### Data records
════

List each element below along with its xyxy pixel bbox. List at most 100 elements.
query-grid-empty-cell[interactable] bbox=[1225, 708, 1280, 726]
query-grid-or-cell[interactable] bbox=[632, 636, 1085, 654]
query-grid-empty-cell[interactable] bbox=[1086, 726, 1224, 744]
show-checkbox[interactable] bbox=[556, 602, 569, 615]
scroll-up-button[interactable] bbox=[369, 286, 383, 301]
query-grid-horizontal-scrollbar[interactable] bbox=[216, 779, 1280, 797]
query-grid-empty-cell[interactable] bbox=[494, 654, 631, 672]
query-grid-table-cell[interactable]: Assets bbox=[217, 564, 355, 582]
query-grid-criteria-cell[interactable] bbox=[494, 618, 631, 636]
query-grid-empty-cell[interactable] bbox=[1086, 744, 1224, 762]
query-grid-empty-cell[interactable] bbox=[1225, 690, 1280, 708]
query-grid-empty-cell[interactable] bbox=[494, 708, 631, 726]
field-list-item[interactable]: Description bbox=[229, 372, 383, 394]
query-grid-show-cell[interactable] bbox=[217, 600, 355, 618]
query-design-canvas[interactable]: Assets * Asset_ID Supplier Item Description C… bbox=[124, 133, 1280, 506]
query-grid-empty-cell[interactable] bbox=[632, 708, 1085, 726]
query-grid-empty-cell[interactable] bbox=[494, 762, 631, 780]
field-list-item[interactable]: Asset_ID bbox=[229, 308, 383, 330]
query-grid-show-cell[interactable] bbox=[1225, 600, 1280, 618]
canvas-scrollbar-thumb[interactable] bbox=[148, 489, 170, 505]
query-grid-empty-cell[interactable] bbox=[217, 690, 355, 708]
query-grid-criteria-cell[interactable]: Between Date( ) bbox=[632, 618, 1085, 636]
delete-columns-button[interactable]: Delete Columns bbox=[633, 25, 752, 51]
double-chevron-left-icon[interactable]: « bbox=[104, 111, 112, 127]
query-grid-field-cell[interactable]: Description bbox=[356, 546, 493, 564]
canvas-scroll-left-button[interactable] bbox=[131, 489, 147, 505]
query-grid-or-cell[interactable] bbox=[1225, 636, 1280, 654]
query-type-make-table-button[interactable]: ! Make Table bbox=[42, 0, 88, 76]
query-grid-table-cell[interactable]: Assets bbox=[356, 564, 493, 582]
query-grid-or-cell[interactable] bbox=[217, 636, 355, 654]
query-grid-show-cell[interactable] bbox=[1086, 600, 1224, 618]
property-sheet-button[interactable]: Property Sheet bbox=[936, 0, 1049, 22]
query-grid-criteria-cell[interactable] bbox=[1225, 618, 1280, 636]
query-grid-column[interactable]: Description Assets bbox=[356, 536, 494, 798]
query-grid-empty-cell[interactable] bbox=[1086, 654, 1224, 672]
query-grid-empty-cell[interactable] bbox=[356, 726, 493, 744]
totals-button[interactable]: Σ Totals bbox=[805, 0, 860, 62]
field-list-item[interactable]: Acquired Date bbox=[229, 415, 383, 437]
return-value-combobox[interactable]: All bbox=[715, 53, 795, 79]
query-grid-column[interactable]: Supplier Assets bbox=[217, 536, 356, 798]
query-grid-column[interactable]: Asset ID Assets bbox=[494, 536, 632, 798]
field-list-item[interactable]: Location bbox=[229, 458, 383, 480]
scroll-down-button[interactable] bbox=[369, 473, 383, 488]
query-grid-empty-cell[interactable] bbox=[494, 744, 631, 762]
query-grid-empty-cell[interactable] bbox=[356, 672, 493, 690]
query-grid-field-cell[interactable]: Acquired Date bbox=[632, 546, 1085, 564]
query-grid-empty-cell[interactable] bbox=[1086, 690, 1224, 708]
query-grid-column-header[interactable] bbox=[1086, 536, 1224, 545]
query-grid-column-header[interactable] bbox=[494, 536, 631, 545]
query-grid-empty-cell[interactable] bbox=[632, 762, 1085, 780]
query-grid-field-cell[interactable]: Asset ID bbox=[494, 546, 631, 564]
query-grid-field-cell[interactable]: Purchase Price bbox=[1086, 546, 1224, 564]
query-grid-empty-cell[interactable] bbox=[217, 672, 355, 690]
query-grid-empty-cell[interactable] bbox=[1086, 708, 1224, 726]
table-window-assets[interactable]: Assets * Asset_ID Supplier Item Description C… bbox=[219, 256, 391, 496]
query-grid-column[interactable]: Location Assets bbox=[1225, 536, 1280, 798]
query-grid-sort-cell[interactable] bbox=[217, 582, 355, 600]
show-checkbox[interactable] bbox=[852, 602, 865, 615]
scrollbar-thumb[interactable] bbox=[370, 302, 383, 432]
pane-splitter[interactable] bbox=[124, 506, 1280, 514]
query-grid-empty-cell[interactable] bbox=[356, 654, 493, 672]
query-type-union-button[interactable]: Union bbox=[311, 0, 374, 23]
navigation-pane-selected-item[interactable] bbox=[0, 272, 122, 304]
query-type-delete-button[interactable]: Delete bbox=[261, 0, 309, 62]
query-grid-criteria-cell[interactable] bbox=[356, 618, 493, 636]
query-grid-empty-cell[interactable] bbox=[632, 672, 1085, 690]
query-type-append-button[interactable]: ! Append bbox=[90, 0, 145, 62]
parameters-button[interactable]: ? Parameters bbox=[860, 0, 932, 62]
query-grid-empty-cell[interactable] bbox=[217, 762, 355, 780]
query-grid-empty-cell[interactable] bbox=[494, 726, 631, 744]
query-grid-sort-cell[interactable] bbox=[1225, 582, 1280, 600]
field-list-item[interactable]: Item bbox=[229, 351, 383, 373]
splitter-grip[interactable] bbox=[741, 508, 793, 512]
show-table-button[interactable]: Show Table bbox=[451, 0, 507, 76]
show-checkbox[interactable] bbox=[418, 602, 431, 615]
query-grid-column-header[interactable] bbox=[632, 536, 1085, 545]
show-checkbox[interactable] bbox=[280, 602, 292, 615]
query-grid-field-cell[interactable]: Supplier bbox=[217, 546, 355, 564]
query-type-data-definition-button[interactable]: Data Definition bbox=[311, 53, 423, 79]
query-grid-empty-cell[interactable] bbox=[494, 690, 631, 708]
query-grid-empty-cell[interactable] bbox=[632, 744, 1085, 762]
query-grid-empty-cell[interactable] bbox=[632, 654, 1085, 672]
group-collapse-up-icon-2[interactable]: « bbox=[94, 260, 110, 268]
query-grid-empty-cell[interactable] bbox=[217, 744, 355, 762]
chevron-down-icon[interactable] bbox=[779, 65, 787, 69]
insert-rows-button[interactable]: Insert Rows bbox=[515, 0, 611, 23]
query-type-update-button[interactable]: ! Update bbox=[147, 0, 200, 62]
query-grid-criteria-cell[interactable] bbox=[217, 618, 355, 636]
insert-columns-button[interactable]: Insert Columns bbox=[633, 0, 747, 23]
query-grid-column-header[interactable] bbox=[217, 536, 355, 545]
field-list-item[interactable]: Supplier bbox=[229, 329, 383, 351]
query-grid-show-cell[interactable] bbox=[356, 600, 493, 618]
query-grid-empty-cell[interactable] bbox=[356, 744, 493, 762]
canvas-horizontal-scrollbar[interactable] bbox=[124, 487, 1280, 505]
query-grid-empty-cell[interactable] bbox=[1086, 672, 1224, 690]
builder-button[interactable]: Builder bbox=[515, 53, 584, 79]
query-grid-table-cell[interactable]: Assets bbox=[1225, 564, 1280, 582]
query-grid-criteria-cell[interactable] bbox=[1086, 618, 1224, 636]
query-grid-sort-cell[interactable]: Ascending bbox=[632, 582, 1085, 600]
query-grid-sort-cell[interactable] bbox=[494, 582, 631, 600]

════

### WRITTEN INSTRUCTION
Reproduce the listing above, replacing every occurrence of "query-grid-empty-cell" with "query-grid-blank-cell" and leaving all other text unchanged.

### RESULT BELOW
List each element below along with its xyxy pixel bbox. List at most 100 elements.
query-grid-blank-cell[interactable] bbox=[1225, 708, 1280, 726]
query-grid-or-cell[interactable] bbox=[632, 636, 1085, 654]
query-grid-blank-cell[interactable] bbox=[1086, 726, 1224, 744]
show-checkbox[interactable] bbox=[556, 602, 569, 615]
scroll-up-button[interactable] bbox=[369, 286, 383, 301]
query-grid-horizontal-scrollbar[interactable] bbox=[216, 779, 1280, 797]
query-grid-blank-cell[interactable] bbox=[494, 654, 631, 672]
query-grid-table-cell[interactable]: Assets bbox=[217, 564, 355, 582]
query-grid-criteria-cell[interactable] bbox=[494, 618, 631, 636]
query-grid-blank-cell[interactable] bbox=[1086, 744, 1224, 762]
query-grid-blank-cell[interactable] bbox=[1225, 690, 1280, 708]
query-grid-blank-cell[interactable] bbox=[494, 708, 631, 726]
field-list-item[interactable]: Description bbox=[229, 372, 383, 394]
query-grid-show-cell[interactable] bbox=[217, 600, 355, 618]
query-design-canvas[interactable]: Assets * Asset_ID Supplier Item Description C… bbox=[124, 133, 1280, 506]
query-grid-blank-cell[interactable] bbox=[632, 708, 1085, 726]
query-grid-blank-cell[interactable] bbox=[494, 762, 631, 780]
field-list-item[interactable]: Asset_ID bbox=[229, 308, 383, 330]
query-grid-show-cell[interactable] bbox=[1225, 600, 1280, 618]
canvas-scrollbar-thumb[interactable] bbox=[148, 489, 170, 505]
query-grid-blank-cell[interactable] bbox=[217, 690, 355, 708]
query-grid-criteria-cell[interactable]: Between Date( ) bbox=[632, 618, 1085, 636]
delete-columns-button[interactable]: Delete Columns bbox=[633, 25, 752, 51]
double-chevron-left-icon[interactable]: « bbox=[104, 111, 112, 127]
query-grid-field-cell[interactable]: Description bbox=[356, 546, 493, 564]
canvas-scroll-left-button[interactable] bbox=[131, 489, 147, 505]
query-grid-or-cell[interactable] bbox=[1225, 636, 1280, 654]
query-type-make-table-button[interactable]: ! Make Table bbox=[42, 0, 88, 76]
query-grid-table-cell[interactable]: Assets bbox=[356, 564, 493, 582]
query-grid-or-cell[interactable] bbox=[217, 636, 355, 654]
query-grid-show-cell[interactable] bbox=[1086, 600, 1224, 618]
property-sheet-button[interactable]: Property Sheet bbox=[936, 0, 1049, 22]
query-grid-criteria-cell[interactable] bbox=[1225, 618, 1280, 636]
query-grid-column[interactable]: Description Assets bbox=[356, 536, 494, 798]
query-grid-blank-cell[interactable] bbox=[1086, 654, 1224, 672]
query-grid-blank-cell[interactable] bbox=[356, 726, 493, 744]
totals-button[interactable]: Σ Totals bbox=[805, 0, 860, 62]
field-list-item[interactable]: Acquired Date bbox=[229, 415, 383, 437]
return-value-combobox[interactable]: All bbox=[715, 53, 795, 79]
query-grid-column[interactable]: Supplier Assets bbox=[217, 536, 356, 798]
query-grid-column[interactable]: Asset ID Assets bbox=[494, 536, 632, 798]
field-list-item[interactable]: Location bbox=[229, 458, 383, 480]
scroll-down-button[interactable] bbox=[369, 473, 383, 488]
query-grid-blank-cell[interactable] bbox=[494, 744, 631, 762]
query-grid-blank-cell[interactable] bbox=[356, 672, 493, 690]
query-grid-field-cell[interactable]: Acquired Date bbox=[632, 546, 1085, 564]
query-grid-blank-cell[interactable] bbox=[1086, 690, 1224, 708]
query-grid-column-header[interactable] bbox=[1086, 536, 1224, 545]
query-grid-column-header[interactable] bbox=[494, 536, 631, 545]
query-grid-blank-cell[interactable] bbox=[632, 762, 1085, 780]
query-grid-field-cell[interactable]: Asset ID bbox=[494, 546, 631, 564]
query-grid-field-cell[interactable]: Purchase Price bbox=[1086, 546, 1224, 564]
query-grid-blank-cell[interactable] bbox=[217, 672, 355, 690]
query-grid-blank-cell[interactable] bbox=[1086, 708, 1224, 726]
table-window-assets[interactable]: Assets * Asset_ID Supplier Item Description C… bbox=[219, 256, 391, 496]
query-grid-column[interactable]: Location Assets bbox=[1225, 536, 1280, 798]
query-grid-sort-cell[interactable] bbox=[217, 582, 355, 600]
show-checkbox[interactable] bbox=[852, 602, 865, 615]
scrollbar-thumb[interactable] bbox=[370, 302, 383, 432]
pane-splitter[interactable] bbox=[124, 506, 1280, 514]
query-grid-blank-cell[interactable] bbox=[356, 654, 493, 672]
query-type-union-button[interactable]: Union bbox=[311, 0, 374, 23]
navigation-pane-selected-item[interactable] bbox=[0, 272, 122, 304]
query-type-delete-button[interactable]: Delete bbox=[261, 0, 309, 62]
query-grid-criteria-cell[interactable] bbox=[356, 618, 493, 636]
query-grid-blank-cell[interactable] bbox=[632, 672, 1085, 690]
query-type-append-button[interactable]: ! Append bbox=[90, 0, 145, 62]
parameters-button[interactable]: ? Parameters bbox=[860, 0, 932, 62]
query-grid-blank-cell[interactable] bbox=[217, 762, 355, 780]
query-grid-blank-cell[interactable] bbox=[494, 726, 631, 744]
query-grid-sort-cell[interactable] bbox=[1225, 582, 1280, 600]
field-list-item[interactable]: Item bbox=[229, 351, 383, 373]
splitter-grip[interactable] bbox=[741, 508, 793, 512]
show-table-button[interactable]: Show Table bbox=[451, 0, 507, 76]
show-checkbox[interactable] bbox=[418, 602, 431, 615]
query-grid-column-header[interactable] bbox=[632, 536, 1085, 545]
show-checkbox[interactable] bbox=[280, 602, 292, 615]
query-grid-field-cell[interactable]: Supplier bbox=[217, 546, 355, 564]
query-type-data-definition-button[interactable]: Data Definition bbox=[311, 53, 423, 79]
query-grid-blank-cell[interactable] bbox=[494, 690, 631, 708]
query-grid-blank-cell[interactable] bbox=[632, 744, 1085, 762]
query-grid-blank-cell[interactable] bbox=[632, 654, 1085, 672]
group-collapse-up-icon-2[interactable]: « bbox=[94, 260, 110, 268]
query-grid-blank-cell[interactable] bbox=[217, 744, 355, 762]
chevron-down-icon[interactable] bbox=[779, 65, 787, 69]
insert-rows-button[interactable]: Insert Rows bbox=[515, 0, 611, 23]
query-type-update-button[interactable]: ! Update bbox=[147, 0, 200, 62]
query-grid-criteria-cell[interactable] bbox=[217, 618, 355, 636]
insert-columns-button[interactable]: Insert Columns bbox=[633, 0, 747, 23]
query-grid-column-header[interactable] bbox=[217, 536, 355, 545]
field-list-item[interactable]: Supplier bbox=[229, 329, 383, 351]
query-grid-show-cell[interactable] bbox=[356, 600, 493, 618]
query-grid-blank-cell[interactable] bbox=[356, 744, 493, 762]
canvas-horizontal-scrollbar[interactable] bbox=[124, 487, 1280, 505]
query-grid-blank-cell[interactable] bbox=[1086, 672, 1224, 690]
builder-button[interactable]: Builder bbox=[515, 53, 584, 79]
query-grid-table-cell[interactable]: Assets bbox=[1225, 564, 1280, 582]
query-grid-criteria-cell[interactable] bbox=[1086, 618, 1224, 636]
query-grid-sort-cell[interactable]: Ascending bbox=[632, 582, 1085, 600]
query-grid-sort-cell[interactable] bbox=[494, 582, 631, 600]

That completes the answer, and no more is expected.